▼

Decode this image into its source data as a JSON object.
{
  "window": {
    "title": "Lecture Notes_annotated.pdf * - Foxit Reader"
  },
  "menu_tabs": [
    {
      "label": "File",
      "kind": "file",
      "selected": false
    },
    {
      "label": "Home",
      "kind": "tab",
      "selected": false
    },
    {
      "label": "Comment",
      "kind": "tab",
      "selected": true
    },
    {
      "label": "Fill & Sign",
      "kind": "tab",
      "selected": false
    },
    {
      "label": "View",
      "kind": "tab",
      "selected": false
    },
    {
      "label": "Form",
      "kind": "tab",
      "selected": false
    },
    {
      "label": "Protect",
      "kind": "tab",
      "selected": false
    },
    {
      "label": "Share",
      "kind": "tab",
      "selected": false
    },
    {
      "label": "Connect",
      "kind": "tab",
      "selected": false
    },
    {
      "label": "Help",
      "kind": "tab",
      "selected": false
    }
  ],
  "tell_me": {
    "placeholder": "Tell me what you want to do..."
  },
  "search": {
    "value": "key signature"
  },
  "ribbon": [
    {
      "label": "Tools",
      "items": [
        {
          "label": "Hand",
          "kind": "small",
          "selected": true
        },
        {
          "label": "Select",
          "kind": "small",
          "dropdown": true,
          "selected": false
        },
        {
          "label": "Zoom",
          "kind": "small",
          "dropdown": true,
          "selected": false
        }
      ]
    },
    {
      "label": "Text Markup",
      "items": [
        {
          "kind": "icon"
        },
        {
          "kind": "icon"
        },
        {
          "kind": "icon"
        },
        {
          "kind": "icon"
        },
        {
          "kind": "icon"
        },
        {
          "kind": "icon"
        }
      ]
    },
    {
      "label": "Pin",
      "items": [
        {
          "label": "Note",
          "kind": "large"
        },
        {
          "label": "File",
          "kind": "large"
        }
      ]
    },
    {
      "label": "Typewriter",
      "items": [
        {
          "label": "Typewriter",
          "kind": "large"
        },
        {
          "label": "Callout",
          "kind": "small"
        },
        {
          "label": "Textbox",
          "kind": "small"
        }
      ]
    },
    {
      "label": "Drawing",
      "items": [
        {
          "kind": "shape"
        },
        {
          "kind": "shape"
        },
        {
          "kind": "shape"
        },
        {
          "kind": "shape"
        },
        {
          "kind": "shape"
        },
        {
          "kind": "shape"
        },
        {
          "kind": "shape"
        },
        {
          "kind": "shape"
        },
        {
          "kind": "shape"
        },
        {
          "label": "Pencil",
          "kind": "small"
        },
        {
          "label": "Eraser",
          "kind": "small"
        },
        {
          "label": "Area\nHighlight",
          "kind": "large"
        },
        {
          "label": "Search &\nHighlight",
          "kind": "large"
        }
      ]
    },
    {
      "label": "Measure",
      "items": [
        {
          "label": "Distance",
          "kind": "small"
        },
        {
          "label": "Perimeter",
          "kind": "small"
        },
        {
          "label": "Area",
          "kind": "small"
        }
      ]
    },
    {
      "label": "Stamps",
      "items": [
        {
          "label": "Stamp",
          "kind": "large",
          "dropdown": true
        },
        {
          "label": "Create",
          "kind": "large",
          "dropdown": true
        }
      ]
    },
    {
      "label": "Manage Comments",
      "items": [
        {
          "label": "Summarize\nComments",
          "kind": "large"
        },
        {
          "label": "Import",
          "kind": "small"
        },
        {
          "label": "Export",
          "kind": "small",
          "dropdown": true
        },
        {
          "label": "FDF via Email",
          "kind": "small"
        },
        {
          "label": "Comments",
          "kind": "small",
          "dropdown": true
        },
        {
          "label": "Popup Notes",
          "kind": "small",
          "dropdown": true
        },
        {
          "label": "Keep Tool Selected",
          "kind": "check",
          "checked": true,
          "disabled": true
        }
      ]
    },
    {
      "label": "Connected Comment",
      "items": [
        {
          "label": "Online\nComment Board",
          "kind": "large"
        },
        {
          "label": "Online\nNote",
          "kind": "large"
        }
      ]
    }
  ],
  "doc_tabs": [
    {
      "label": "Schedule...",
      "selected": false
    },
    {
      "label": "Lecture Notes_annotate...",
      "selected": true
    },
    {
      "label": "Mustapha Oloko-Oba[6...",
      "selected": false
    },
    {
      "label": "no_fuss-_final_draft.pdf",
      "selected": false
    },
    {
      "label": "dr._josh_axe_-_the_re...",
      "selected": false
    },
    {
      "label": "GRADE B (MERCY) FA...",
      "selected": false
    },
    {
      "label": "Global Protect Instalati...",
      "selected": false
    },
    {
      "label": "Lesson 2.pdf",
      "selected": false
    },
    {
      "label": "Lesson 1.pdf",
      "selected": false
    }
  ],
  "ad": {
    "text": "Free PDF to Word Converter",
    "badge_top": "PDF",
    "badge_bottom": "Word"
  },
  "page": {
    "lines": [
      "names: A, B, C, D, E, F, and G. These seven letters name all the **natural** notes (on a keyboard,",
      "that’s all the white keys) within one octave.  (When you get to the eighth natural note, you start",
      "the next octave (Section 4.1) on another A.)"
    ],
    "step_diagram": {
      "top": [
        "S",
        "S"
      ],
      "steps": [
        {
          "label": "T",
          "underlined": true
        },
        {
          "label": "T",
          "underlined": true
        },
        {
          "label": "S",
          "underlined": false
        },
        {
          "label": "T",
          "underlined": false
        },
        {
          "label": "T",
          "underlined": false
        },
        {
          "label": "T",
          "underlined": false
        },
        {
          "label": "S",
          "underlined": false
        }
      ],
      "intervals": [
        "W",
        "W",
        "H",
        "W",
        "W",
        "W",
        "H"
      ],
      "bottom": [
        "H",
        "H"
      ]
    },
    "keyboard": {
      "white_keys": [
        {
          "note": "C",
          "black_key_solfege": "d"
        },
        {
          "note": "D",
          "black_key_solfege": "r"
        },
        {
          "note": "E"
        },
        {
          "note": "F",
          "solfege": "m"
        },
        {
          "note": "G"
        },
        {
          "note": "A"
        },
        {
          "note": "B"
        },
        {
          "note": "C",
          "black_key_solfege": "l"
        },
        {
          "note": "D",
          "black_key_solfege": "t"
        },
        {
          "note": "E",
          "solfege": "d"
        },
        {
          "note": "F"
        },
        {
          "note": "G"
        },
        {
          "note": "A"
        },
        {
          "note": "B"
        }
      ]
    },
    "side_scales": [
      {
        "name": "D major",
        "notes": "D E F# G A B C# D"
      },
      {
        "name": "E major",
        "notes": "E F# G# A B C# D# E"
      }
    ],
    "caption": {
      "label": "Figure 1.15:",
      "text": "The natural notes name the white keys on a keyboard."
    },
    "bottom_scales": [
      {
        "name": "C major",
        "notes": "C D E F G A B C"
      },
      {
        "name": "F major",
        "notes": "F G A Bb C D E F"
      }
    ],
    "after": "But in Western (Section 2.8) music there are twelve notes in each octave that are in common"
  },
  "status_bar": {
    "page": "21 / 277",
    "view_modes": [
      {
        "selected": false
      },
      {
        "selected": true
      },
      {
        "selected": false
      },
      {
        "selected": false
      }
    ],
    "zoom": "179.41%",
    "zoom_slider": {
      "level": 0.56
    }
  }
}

▲

_Prompt_. State, as a bare number, how many lines of the listing hold the word "octave".

_Written answer_. 3